_TASK GOAL_:
Format the entries from the line with "reply-icon[interactable] <box>106 1198" to the line with "reply-actions: 1 <box>140 688 540 714</box>", both included, as a JSON list of strings with one string per line and blank lines left out.

Image region annotations
· · · · · · ·

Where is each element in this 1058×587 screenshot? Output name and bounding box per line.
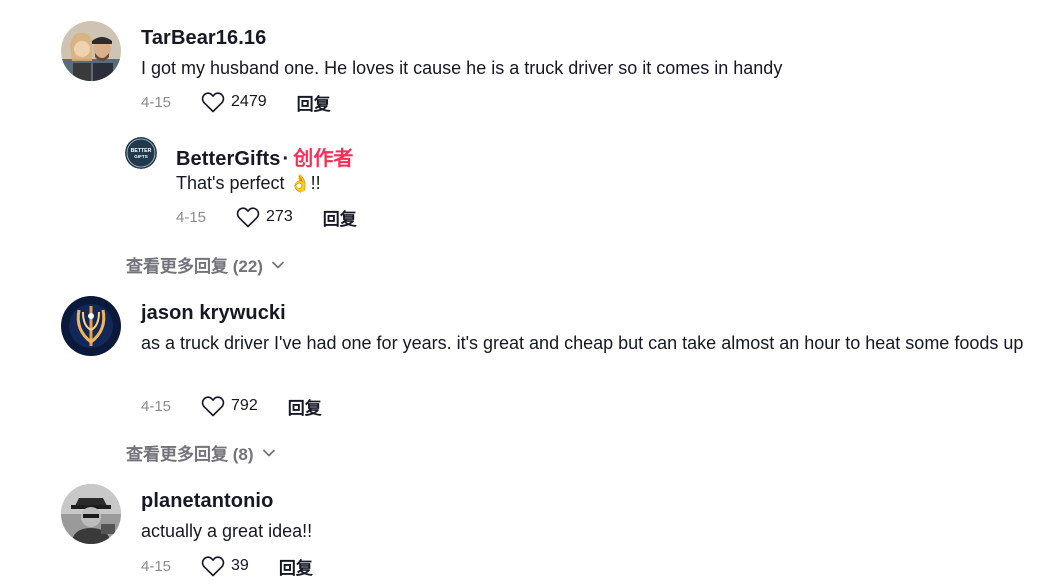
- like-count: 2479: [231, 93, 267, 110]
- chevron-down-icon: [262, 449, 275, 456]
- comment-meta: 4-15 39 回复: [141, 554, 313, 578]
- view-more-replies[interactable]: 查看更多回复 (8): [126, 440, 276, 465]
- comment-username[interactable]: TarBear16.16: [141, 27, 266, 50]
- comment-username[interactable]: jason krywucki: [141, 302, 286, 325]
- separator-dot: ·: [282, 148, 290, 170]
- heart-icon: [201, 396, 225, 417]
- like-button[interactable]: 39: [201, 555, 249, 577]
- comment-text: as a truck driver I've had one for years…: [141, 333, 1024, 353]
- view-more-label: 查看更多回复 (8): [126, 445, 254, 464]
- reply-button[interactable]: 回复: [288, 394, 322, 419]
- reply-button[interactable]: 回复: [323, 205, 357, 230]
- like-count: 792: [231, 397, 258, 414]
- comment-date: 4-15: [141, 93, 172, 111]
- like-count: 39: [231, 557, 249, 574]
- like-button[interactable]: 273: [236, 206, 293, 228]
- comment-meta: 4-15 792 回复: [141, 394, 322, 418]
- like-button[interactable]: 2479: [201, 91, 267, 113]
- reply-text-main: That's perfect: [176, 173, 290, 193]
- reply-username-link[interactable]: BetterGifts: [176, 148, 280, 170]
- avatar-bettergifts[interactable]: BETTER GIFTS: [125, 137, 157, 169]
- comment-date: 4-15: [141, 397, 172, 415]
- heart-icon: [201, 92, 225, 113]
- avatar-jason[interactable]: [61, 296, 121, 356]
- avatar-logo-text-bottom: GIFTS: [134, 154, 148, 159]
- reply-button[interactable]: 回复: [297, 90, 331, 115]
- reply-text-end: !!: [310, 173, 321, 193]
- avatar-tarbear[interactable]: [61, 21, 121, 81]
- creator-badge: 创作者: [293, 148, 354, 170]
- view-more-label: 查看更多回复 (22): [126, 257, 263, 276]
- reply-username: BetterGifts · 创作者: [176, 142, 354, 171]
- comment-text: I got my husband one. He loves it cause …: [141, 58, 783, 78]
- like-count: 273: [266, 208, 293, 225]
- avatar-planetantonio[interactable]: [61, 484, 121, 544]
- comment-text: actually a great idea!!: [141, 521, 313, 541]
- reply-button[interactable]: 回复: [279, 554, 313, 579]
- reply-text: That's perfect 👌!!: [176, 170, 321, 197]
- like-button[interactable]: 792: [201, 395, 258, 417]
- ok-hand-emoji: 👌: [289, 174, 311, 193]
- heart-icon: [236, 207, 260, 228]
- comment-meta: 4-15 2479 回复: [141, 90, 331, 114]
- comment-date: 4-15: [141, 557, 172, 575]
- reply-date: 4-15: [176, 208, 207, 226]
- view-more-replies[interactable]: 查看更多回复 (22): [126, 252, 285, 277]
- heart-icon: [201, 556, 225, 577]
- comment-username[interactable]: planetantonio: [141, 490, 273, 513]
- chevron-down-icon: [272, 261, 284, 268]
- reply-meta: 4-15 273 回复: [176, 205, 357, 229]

· · · · · · ·

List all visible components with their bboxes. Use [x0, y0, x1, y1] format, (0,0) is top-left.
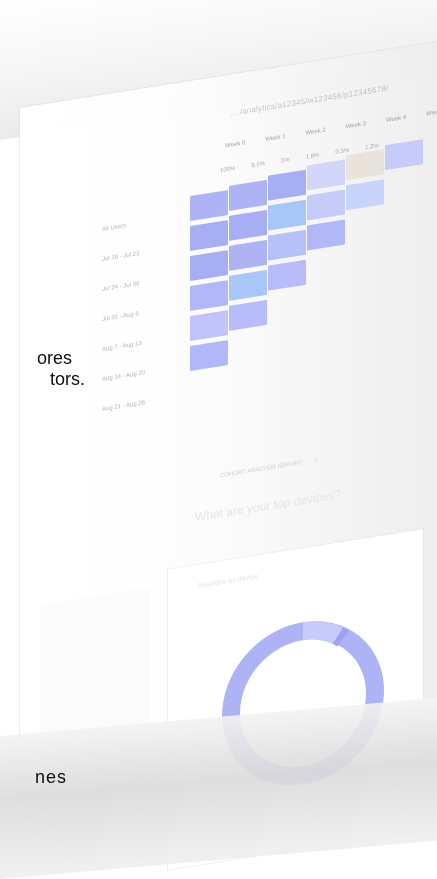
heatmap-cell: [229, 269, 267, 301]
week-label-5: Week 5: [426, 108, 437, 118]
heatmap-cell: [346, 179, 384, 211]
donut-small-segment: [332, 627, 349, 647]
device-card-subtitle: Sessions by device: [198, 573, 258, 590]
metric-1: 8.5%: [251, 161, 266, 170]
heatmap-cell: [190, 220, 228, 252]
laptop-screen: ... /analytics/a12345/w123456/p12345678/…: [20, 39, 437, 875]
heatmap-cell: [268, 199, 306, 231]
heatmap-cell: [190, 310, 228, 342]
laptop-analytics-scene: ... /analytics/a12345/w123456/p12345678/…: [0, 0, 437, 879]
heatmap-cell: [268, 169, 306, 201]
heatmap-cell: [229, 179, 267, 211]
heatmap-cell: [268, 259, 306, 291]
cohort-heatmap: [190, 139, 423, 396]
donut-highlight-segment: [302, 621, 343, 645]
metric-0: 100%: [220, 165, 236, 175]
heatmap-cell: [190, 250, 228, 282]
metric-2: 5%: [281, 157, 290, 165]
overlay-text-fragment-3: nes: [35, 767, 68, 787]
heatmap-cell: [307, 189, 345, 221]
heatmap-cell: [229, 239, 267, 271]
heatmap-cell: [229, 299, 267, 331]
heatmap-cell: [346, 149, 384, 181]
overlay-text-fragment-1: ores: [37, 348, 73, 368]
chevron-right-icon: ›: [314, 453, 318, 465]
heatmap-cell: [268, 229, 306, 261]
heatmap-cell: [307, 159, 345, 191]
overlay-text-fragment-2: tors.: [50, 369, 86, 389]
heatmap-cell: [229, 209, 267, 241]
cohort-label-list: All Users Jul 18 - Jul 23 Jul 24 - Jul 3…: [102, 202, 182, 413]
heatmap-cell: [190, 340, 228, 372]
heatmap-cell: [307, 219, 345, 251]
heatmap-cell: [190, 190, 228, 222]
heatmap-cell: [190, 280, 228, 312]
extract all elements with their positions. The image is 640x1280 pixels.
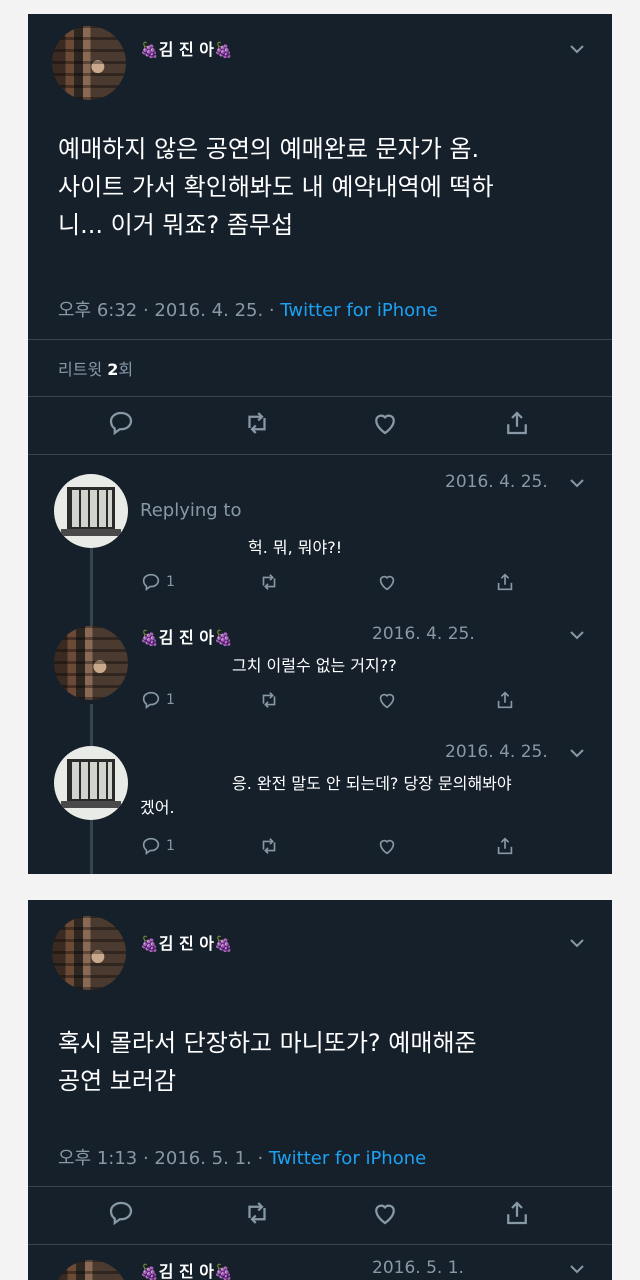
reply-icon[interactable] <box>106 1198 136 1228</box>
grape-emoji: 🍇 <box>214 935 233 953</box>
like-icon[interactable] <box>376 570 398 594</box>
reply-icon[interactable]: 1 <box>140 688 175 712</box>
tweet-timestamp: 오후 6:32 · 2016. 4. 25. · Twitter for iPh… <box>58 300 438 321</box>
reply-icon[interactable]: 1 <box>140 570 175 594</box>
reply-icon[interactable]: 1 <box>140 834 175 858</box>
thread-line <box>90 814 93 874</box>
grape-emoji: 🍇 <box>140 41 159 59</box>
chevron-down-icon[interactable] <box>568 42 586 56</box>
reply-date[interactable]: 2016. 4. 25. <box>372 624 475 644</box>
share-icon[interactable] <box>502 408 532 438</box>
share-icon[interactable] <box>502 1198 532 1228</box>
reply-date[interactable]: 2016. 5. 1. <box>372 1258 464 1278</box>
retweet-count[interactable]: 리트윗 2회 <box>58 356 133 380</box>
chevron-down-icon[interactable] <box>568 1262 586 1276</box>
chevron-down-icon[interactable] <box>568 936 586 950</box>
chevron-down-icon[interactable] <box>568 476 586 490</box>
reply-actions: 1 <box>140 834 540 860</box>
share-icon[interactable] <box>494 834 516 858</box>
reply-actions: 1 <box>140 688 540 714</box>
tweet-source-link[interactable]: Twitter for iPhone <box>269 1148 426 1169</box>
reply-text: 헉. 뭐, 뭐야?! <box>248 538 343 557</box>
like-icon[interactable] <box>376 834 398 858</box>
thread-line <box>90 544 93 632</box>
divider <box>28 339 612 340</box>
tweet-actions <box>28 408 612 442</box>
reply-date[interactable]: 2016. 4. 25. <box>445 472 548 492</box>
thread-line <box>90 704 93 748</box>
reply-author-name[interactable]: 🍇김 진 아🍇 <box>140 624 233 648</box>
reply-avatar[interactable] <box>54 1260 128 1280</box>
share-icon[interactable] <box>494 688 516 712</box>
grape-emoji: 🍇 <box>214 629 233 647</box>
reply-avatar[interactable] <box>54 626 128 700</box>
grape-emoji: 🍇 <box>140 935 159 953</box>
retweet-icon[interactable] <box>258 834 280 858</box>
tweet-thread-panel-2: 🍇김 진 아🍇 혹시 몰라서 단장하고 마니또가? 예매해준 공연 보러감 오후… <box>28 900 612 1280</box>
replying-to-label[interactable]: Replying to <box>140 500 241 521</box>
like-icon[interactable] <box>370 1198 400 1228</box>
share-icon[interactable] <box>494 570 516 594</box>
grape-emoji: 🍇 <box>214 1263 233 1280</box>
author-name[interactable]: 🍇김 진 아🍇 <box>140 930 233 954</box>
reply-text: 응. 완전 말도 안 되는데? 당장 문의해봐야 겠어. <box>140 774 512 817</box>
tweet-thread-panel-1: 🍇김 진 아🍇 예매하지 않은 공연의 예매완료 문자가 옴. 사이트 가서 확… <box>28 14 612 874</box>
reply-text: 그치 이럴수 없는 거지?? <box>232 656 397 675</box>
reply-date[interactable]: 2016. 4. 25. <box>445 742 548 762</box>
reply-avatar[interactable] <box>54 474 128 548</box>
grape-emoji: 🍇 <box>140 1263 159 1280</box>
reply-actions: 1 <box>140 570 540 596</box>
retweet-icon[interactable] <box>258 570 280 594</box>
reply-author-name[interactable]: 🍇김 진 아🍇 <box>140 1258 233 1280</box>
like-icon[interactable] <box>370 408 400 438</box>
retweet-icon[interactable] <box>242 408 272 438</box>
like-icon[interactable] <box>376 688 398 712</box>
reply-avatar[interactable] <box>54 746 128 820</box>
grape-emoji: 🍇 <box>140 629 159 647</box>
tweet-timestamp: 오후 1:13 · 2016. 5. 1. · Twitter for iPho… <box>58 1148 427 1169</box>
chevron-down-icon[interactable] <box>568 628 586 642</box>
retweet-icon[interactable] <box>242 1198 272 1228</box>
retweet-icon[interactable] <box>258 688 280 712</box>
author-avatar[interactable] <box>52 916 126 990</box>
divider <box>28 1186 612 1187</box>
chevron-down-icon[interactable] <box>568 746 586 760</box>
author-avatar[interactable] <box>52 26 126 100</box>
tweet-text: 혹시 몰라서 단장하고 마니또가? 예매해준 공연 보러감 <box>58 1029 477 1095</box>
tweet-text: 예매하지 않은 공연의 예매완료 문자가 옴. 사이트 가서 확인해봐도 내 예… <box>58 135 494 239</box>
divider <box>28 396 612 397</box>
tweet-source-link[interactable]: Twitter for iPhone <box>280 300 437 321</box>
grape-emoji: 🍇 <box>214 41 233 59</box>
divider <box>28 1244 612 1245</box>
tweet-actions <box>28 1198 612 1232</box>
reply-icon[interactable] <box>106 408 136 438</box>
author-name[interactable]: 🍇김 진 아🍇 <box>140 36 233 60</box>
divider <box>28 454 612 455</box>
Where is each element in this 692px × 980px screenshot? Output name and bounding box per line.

· · · · · · ·

_RESPONSE FOR THIS EXERCISE_:
[
  "reply-icon[interactable] <box>106 1198 136 1228</box>",
  "grape-emoji: 🍇 <box>214 935 233 953</box>",
  "like-icon[interactable] <box>376 570 398 594</box>",
  "reply-icon[interactable]: 1 <box>140 688 175 712</box>",
  "tweet-timestamp: 오후 6:32 · 2016. 4. 25. · Twitter for iPh… <box>58 300 438 321</box>",
  "reply-icon[interactable]: 1 <box>140 570 175 594</box>",
  "reply-icon[interactable]: 1 <box>140 834 175 858</box>",
  "thread-line <box>90 814 93 874</box>",
  "grape-emoji: 🍇 <box>140 41 159 59</box>",
  "chevron-down-icon[interactable] <box>568 42 586 56</box>",
  "reply-date[interactable]: 2016. 4. 25. <box>372 624 475 644</box>",
  "share-icon[interactable] <box>502 408 532 438</box>",
  "share-icon[interactable] <box>502 1198 532 1228</box>",
  "reply-date[interactable]: 2016. 5. 1. <box>372 1258 464 1278</box>",
  "retweet-count[interactable]: 리트윗 2회 <box>58 356 133 380</box>",
  "chevron-down-icon[interactable] <box>568 1262 586 1276</box>",
  "chevron-down-icon[interactable] <box>568 936 586 950</box>",
  "chevron-down-icon[interactable] <box>568 476 586 490</box>",
  "reply-actions: 1 <box>140 834 540 860</box>",
  "share-icon[interactable] <box>494 834 516 858</box>",
  "reply-actions: 1 <box>140 688 540 714</box>"
]